Track down the lines that contain "Babes" and copy them.

(Data records)
## BEGIN

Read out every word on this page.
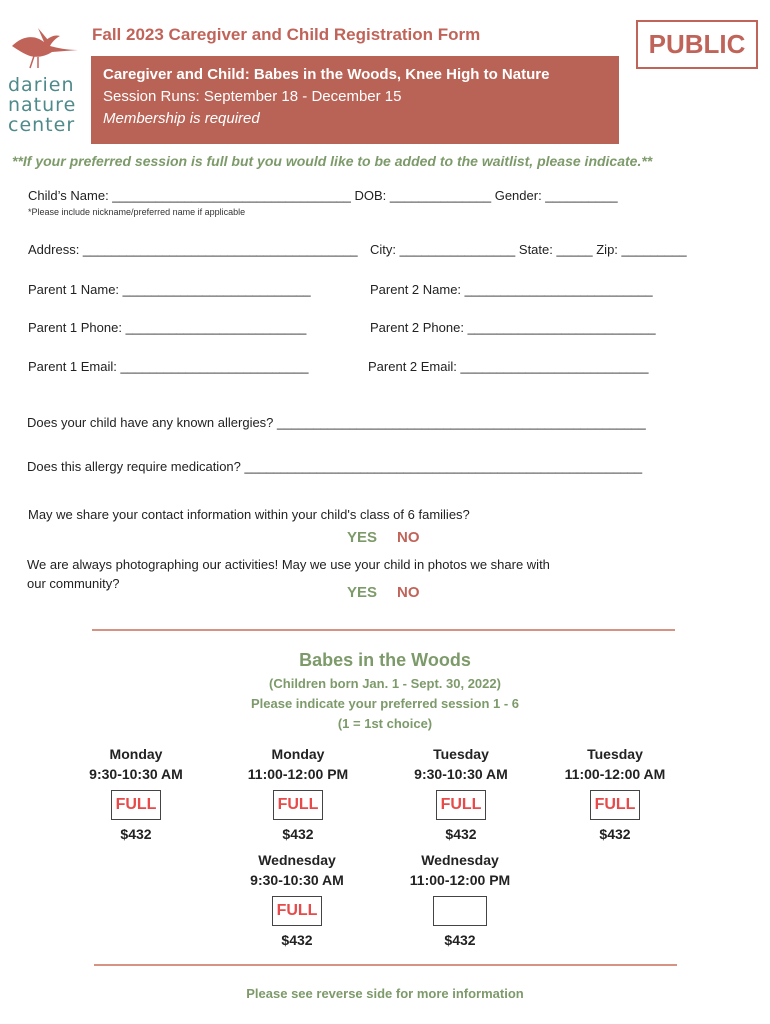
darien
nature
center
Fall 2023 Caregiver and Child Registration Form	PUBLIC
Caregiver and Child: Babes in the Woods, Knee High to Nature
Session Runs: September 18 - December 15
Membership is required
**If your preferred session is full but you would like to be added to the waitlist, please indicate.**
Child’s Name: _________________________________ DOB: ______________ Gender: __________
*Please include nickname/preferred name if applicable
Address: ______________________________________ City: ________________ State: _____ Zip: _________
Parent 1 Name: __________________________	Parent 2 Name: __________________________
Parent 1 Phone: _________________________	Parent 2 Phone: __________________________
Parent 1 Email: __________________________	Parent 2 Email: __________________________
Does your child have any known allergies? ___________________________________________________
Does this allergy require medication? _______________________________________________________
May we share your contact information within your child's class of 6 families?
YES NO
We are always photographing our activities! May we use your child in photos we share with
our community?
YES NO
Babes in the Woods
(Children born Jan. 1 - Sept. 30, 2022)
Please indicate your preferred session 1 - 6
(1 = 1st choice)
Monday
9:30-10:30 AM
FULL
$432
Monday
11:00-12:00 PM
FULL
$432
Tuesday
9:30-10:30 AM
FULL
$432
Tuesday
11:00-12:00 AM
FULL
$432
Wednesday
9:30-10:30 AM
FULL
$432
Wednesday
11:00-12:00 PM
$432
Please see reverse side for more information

## END

*REPLY TO THE EXERCISE*.
Caregiver and Child: Babes in the Woods, Knee High to Nature
Babes in the Woods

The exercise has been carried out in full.